__PROVIDED DATA__
——————————

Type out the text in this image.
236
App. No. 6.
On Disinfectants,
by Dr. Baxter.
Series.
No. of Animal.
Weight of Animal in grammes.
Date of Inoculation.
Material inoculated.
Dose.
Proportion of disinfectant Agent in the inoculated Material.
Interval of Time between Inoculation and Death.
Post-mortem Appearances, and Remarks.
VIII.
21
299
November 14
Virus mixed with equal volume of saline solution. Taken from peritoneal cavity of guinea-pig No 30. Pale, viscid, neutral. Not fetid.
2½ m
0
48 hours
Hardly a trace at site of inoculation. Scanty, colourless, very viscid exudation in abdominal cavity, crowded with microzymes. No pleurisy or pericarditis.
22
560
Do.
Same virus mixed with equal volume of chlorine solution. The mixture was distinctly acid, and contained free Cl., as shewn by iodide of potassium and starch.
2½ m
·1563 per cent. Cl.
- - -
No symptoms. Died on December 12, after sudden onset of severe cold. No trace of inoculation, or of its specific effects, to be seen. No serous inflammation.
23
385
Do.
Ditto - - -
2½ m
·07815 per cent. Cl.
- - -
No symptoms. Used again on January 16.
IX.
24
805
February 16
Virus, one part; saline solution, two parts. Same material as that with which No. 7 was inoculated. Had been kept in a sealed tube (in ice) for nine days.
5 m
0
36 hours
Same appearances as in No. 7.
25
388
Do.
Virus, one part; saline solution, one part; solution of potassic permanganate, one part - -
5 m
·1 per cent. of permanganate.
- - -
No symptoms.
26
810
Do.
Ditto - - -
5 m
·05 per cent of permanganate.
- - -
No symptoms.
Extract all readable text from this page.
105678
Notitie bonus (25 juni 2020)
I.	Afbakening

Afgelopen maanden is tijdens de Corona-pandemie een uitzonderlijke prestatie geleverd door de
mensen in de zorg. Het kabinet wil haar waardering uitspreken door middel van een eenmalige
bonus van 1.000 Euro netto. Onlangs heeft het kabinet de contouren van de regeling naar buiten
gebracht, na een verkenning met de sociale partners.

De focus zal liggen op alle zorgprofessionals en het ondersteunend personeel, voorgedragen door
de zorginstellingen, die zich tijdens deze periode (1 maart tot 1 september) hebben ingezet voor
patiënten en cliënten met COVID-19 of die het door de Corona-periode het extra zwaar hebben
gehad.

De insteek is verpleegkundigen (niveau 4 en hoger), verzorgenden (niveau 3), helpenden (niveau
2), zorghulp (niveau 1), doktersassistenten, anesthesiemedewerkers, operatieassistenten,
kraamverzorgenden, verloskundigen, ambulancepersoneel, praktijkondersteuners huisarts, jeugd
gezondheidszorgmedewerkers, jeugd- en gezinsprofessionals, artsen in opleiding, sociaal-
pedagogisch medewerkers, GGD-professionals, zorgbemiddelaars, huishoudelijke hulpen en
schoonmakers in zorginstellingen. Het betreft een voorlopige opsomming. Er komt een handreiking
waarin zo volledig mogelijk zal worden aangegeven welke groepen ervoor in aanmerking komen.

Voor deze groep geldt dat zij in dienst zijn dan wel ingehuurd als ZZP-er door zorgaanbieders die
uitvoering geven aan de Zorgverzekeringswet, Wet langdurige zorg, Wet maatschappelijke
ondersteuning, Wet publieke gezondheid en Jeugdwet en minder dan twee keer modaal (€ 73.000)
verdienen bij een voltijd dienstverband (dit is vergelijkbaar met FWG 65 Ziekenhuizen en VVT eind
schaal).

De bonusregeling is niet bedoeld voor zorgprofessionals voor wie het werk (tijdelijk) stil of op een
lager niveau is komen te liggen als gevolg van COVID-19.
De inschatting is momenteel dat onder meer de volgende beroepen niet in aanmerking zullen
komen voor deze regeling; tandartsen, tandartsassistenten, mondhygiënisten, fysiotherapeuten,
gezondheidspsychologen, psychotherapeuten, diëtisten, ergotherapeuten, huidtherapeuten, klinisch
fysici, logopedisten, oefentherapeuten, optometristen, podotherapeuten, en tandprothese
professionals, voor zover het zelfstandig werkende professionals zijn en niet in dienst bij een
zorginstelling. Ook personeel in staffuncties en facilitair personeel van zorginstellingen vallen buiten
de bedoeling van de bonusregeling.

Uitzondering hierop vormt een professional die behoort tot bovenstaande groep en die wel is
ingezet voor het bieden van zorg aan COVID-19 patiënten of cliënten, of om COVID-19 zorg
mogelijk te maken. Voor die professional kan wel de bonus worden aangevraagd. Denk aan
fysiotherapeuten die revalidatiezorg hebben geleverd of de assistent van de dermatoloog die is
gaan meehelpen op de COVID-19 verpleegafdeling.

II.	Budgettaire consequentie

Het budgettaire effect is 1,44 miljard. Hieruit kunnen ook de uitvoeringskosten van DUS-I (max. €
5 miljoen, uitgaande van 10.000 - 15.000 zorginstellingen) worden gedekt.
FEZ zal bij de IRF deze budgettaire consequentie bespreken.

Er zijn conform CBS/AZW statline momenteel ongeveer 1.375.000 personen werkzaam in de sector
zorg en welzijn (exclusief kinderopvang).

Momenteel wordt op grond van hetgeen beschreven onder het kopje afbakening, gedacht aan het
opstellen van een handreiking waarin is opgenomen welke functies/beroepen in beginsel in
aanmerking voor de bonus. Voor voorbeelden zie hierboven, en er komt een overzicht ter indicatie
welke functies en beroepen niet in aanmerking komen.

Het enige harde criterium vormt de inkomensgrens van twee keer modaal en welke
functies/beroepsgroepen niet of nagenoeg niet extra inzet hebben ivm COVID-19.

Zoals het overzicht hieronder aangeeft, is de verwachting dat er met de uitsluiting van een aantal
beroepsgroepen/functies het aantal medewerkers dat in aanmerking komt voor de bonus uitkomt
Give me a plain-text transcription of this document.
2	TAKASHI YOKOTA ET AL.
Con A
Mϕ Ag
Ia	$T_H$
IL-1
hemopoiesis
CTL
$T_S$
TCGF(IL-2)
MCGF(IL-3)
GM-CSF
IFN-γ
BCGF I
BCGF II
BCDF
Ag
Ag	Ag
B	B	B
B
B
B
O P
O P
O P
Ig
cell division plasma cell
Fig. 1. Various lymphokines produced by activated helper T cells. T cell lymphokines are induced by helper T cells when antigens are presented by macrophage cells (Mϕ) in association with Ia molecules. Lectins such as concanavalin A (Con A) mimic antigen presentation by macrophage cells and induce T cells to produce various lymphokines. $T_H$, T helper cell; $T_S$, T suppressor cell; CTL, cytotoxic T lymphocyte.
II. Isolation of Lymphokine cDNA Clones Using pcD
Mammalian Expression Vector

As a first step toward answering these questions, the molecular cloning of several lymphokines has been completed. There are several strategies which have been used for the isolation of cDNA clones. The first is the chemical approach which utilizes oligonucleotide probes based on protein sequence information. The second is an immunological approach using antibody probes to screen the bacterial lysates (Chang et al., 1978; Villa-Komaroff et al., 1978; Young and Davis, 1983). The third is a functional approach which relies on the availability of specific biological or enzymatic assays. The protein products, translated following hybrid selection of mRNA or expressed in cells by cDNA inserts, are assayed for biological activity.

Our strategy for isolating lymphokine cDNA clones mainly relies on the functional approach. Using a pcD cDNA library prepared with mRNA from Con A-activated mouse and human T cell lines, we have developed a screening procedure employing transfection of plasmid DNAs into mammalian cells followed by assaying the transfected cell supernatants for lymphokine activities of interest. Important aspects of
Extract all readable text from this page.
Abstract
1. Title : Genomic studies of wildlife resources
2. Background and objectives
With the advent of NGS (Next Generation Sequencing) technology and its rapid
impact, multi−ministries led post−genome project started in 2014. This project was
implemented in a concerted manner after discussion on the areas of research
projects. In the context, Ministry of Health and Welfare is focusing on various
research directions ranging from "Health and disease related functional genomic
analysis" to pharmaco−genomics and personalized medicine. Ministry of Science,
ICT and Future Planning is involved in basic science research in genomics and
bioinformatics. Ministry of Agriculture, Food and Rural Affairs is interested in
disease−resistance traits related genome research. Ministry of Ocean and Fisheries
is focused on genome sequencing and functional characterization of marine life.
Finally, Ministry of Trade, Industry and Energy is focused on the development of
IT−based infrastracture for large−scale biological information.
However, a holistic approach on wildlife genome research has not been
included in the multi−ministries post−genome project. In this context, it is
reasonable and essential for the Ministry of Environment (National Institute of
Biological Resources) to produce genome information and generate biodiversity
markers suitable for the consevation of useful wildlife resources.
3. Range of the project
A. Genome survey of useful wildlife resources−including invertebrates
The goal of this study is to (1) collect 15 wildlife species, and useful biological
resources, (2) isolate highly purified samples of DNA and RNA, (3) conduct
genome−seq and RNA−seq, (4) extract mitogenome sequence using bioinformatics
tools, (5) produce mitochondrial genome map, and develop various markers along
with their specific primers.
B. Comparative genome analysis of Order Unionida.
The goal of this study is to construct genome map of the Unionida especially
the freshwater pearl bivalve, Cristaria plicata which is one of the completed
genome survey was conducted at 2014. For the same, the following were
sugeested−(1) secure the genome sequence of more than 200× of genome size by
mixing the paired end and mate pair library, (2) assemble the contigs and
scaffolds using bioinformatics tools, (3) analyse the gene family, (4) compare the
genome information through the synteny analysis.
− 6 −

——————————

__YOUR OBJECTIVE__
For the data above, state how many lines contain "study"; the number is the whole answer.

__EXPECTED ANSWER__
2